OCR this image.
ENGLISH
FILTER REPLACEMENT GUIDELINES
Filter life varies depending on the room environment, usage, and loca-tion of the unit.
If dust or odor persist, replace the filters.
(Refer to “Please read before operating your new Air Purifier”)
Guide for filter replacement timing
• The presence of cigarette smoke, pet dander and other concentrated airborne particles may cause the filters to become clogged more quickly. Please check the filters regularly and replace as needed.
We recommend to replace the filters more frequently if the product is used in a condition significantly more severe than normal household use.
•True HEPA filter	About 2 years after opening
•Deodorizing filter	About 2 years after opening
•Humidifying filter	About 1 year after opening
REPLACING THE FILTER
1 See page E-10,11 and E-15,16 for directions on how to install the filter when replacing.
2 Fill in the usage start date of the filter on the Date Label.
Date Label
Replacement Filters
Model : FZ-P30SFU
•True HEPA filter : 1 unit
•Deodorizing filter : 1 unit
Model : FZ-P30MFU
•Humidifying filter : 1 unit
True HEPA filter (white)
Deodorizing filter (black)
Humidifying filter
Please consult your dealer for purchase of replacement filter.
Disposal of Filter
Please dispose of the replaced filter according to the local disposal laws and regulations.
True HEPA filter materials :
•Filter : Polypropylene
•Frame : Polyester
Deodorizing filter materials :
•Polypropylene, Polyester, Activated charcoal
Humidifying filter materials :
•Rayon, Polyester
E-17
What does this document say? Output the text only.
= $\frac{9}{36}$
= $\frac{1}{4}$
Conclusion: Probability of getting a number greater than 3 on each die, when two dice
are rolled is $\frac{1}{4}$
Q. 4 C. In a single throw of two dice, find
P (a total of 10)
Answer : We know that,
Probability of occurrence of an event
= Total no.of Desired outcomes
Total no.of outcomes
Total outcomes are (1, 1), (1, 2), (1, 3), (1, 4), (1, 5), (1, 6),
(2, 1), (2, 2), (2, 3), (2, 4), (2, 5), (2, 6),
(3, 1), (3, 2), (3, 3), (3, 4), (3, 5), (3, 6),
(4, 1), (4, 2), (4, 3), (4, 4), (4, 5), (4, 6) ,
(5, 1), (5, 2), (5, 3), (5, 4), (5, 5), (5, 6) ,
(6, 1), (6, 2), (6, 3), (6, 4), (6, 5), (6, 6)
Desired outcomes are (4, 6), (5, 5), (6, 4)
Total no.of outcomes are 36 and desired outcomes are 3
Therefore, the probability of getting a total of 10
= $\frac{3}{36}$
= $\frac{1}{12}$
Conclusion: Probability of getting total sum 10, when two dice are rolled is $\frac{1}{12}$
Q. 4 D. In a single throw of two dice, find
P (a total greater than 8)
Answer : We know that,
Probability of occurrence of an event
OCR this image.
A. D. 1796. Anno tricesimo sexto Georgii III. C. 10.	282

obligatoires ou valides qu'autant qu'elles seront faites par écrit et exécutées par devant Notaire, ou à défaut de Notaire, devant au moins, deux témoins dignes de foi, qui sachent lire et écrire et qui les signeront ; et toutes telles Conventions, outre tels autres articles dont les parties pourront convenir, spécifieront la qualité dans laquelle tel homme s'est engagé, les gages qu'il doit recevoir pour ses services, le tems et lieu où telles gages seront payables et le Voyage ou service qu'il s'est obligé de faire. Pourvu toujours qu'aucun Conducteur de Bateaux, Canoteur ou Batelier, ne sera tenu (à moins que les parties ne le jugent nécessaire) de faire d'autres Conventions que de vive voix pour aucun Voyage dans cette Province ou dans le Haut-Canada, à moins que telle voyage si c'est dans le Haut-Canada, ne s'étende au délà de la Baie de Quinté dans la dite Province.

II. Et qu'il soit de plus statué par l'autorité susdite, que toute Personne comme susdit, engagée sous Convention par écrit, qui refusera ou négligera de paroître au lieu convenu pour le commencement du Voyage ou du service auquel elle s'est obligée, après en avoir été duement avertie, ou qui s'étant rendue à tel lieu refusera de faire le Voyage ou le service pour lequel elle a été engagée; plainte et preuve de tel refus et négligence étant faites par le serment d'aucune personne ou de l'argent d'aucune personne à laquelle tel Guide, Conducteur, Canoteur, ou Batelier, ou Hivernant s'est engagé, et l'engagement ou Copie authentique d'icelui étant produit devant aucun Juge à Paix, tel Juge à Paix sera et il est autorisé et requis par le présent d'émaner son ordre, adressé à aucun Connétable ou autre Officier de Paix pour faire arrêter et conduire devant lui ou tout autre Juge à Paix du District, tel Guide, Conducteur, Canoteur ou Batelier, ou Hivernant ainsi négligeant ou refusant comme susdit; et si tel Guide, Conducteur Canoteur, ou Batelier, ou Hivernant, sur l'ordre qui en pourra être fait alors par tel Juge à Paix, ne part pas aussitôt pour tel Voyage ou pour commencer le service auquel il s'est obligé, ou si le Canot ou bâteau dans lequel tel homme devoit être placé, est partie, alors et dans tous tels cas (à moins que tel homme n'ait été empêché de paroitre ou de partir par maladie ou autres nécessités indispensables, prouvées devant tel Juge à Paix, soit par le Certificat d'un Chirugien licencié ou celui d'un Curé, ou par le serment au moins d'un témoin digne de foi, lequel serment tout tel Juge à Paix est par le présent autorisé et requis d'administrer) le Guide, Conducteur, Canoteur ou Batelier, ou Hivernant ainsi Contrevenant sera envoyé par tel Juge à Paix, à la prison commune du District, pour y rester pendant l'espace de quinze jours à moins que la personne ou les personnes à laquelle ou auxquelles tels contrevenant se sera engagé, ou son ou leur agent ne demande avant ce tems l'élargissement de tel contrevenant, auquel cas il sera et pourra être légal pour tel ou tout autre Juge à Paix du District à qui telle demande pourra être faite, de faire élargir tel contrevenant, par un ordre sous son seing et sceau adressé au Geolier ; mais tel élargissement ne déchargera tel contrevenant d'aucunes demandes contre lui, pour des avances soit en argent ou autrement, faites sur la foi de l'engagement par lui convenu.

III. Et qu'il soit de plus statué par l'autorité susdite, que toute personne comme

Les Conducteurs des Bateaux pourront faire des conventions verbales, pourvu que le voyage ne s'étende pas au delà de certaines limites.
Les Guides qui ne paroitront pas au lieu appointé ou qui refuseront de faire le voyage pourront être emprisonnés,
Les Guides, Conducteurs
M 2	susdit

* * * * * * *

**TASK BRIEF:** Please repeat the listing above in full and exactly.

**ANSWER TO THE TASK:**
OCR this image.
ENGLISH
FILTER REPLACEMENT GUIDELINES
Filter life varies depending on the room environment, usage, and loca-tion of the unit.
If dust or odor persist, replace the filters.
(Refer to “Please read before operating your new Air Purifier”)
Guide for filter replacement timing
• The presence of cigarette smoke, pet dander and other concentrated airborne particles may cause the filters to become clogged more quickly. Please check the filters regularly and replace as needed.
We recommend to replace the filters more frequently if the product is used in a condition significantly more severe than normal household use.
•True HEPA filter	About 2 years after opening
•Deodorizing filter	About 2 years after opening
•Humidifying filter	About 1 year after opening
REPLACING THE FILTER
1 See page E-10,11 and E-15,16 for directions on how to install the filter when replacing.
2 Fill in the usage start date of the filter on the Date Label.
Date Label
Replacement Filters
Model : FZ-P30SFU
•True HEPA filter : 1 unit
•Deodorizing filter : 1 unit
Model : FZ-P30MFU
•Humidifying filter : 1 unit
True HEPA filter (white)
Deodorizing filter (black)
Humidifying filter
Please consult your dealer for purchase of replacement filter.
Disposal of Filter
Please dispose of the replaced filter according to the local disposal laws and regulations.
True HEPA filter materials :
•Filter : Polypropylene
•Frame : Polyester
Deodorizing filter materials :
•Polypropylene, Polyester, Activated charcoal
Humidifying filter materials :
•Rayon, Polyester
E-17
What does this document say? Output the text only.
= $\frac{9}{36}$
= $\frac{1}{4}$
Conclusion: Probability of getting a number greater than 3 on each die, when two dice
are rolled is $\frac{1}{4}$
Q. 4 C. In a single throw of two dice, find
P (a total of 10)
Answer : We know that,
Probability of occurrence of an event
= Total no.of Desired outcomes
Total no.of outcomes
Total outcomes are (1, 1), (1, 2), (1, 3), (1, 4), (1, 5), (1, 6),
(2, 1), (2, 2), (2, 3), (2, 4), (2, 5), (2, 6),
(3, 1), (3, 2), (3, 3), (3, 4), (3, 5), (3, 6),
(4, 1), (4, 2), (4, 3), (4, 4), (4, 5), (4, 6) ,
(5, 1), (5, 2), (5, 3), (5, 4), (5, 5), (5, 6) ,
(6, 1), (6, 2), (6, 3), (6, 4), (6, 5), (6, 6)
Desired outcomes are (4, 6), (5, 5), (6, 4)
Total no.of outcomes are 36 and desired outcomes are 3
Therefore, the probability of getting a total of 10
= $\frac{3}{36}$
= $\frac{1}{12}$
Conclusion: Probability of getting total sum 10, when two dice are rolled is $\frac{1}{12}$
Q. 4 D. In a single throw of two dice, find
P (a total greater than 8)
Answer : We know that,
Probability of occurrence of an event
OCR this image.
A. D. 1796. Anno tricesimo sexto Georgii III. C. 10.	282

obligatoires ou valides qu'autant qu'elles seront faites par écrit et exécutées par devant Notaire, ou à défaut de Notaire, devant au moins, deux témoins dignes de foi, qui sachent lire et écrire et qui les signeront ; et toutes telles Conventions, outre tels autres articles dont les parties pourront convenir, spécifieront la qualité dans laquelle tel homme s'est engagé, les gages qu'il doit recevoir pour ses services, le tems et lieu où telles gages seront payables et le Voyage ou service qu'il s'est obligé de faire. Pourvu toujours qu'aucun Conducteur de Bateaux, Canoteur ou Batelier, ne sera tenu (à moins que les parties ne le jugent nécessaire) de faire d'autres Conventions que de vive voix pour aucun Voyage dans cette Province ou dans le Haut-Canada, à moins que telle voyage si c'est dans le Haut-Canada, ne s'étende au délà de la Baie de Quinté dans la dite Province.

II. Et qu'il soit de plus statué par l'autorité susdite, que toute Personne comme susdit, engagée sous Convention par écrit, qui refusera ou négligera de paroître au lieu convenu pour le commencement du Voyage ou du service auquel elle s'est obligée, après en avoir été duement avertie, ou qui s'étant rendue à tel lieu refusera de faire le Voyage ou le service pour lequel elle a été engagée; plainte et preuve de tel refus et négligence étant faites par le serment d'aucune personne ou de l'argent d'aucune personne à laquelle tel Guide, Conducteur, Canoteur, ou Batelier, ou Hivernant s'est engagé, et l'engagement ou Copie authentique d'icelui étant produit devant aucun Juge à Paix, tel Juge à Paix sera et il est autorisé et requis par le présent d'émaner son ordre, adressé à aucun Connétable ou autre Officier de Paix pour faire arrêter et conduire devant lui ou tout autre Juge à Paix du District, tel Guide, Conducteur, Canoteur ou Batelier, ou Hivernant ainsi négligeant ou refusant comme susdit; et si tel Guide, Conducteur Canoteur, ou Batelier, ou Hivernant, sur l'ordre qui en pourra être fait alors par tel Juge à Paix, ne part pas aussitôt pour tel Voyage ou pour commencer le service auquel il s'est obligé, ou si le Canot ou bâteau dans lequel tel homme devoit être placé, est partie, alors et dans tous tels cas (à moins que tel homme n'ait été empêché de paroitre ou de partir par maladie ou autres nécessités indispensables, prouvées devant tel Juge à Paix, soit par le Certificat d'un Chirugien licencié ou celui d'un Curé, ou par le serment au moins d'un témoin digne de foi, lequel serment tout tel Juge à Paix est par le présent autorisé et requis d'administrer) le Guide, Conducteur, Canoteur ou Batelier, ou Hivernant ainsi Contrevenant sera envoyé par tel Juge à Paix, à la prison commune du District, pour y rester pendant l'espace de quinze jours à moins que la personne ou les personnes à laquelle ou auxquelles tels contrevenant se sera engagé, ou son ou leur agent ne demande avant ce tems l'élargissement de tel contrevenant, auquel cas il sera et pourra être légal pour tel ou tout autre Juge à Paix du District à qui telle demande pourra être faite, de faire élargir tel contrevenant, par un ordre sous son seing et sceau adressé au Geolier ; mais tel élargissement ne déchargera tel contrevenant d'aucunes demandes contre lui, pour des avances soit en argent ou autrement, faites sur la foi de l'engagement par lui convenu.

III. Et qu'il soit de plus statué par l'autorité susdite, que toute personne comme

Les Conducteurs des Bateaux pourront faire des conventions verbales, pourvu que le voyage ne s'étende pas au delà de certaines limites.
Les Guides qui ne paroitront pas au lieu appointé ou qui refuseront de faire le voyage pourront être emprisonnés,
Les Guides, Conducteurs
M 2	susdit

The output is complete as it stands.